Data records:
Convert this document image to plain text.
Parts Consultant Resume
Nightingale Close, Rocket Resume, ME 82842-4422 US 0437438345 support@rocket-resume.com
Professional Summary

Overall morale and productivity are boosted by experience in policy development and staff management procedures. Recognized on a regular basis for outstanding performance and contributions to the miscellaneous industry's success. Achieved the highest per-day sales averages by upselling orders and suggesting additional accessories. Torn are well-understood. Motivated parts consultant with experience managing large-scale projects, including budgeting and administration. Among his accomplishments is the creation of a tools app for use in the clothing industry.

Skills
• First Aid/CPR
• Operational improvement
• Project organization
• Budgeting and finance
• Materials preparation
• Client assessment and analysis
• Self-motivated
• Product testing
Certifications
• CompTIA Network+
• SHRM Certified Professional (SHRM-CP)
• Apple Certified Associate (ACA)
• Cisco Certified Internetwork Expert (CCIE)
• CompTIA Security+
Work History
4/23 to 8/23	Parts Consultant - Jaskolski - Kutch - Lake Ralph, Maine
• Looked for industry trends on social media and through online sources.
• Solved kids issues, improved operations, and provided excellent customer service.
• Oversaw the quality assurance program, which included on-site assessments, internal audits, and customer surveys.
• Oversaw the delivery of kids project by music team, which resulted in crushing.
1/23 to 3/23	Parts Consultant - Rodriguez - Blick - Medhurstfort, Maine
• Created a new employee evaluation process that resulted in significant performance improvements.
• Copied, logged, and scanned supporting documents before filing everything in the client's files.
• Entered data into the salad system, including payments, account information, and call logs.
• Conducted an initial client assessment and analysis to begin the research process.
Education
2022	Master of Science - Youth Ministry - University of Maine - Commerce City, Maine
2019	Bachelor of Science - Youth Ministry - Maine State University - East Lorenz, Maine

* **WORK TO COMPLETE**
Reproduce the complete data exactly as presented above.

* **WORKED SOLUTION**
Convert this document image to plain text.
Parts Consultant Resume
Nightingale Close, Rocket Resume, ME 82842-4422 US 0437438345 support@rocket-resume.com
Professional Summary

Overall morale and productivity are boosted by experience in policy development and staff management procedures. Recognized on a regular basis for outstanding performance and contributions to the miscellaneous industry's success. Achieved the highest per-day sales averages by upselling orders and suggesting additional accessories. Torn are well-understood. Motivated parts consultant with experience managing large-scale projects, including budgeting and administration. Among his accomplishments is the creation of a tools app for use in the clothing industry.

Skills
• First Aid/CPR
• Operational improvement
• Project organization
• Budgeting and finance
• Materials preparation
• Client assessment and analysis
• Self-motivated
• Product testing
Certifications
• CompTIA Network+
• SHRM Certified Professional (SHRM-CP)
• Apple Certified Associate (ACA)
• Cisco Certified Internetwork Expert (CCIE)
• CompTIA Security+
Work History
4/23 to 8/23	Parts Consultant - Jaskolski - Kutch - Lake Ralph, Maine
• Looked for industry trends on social media and through online sources.
• Solved kids issues, improved operations, and provided excellent customer service.
• Oversaw the quality assurance program, which included on-site assessments, internal audits, and customer surveys.
• Oversaw the delivery of kids project by music team, which resulted in crushing.
1/23 to 3/23	Parts Consultant - Rodriguez - Blick - Medhurstfort, Maine
• Created a new employee evaluation process that resulted in significant performance improvements.
• Copied, logged, and scanned supporting documents before filing everything in the client's files.
• Entered data into the salad system, including payments, account information, and call logs.
• Conducted an initial client assessment and analysis to begin the research process.
Education
2022	Master of Science - Youth Ministry - University of Maine - Commerce City, Maine
2019	Bachelor of Science - Youth Ministry - Maine State University - East Lorenz, Maine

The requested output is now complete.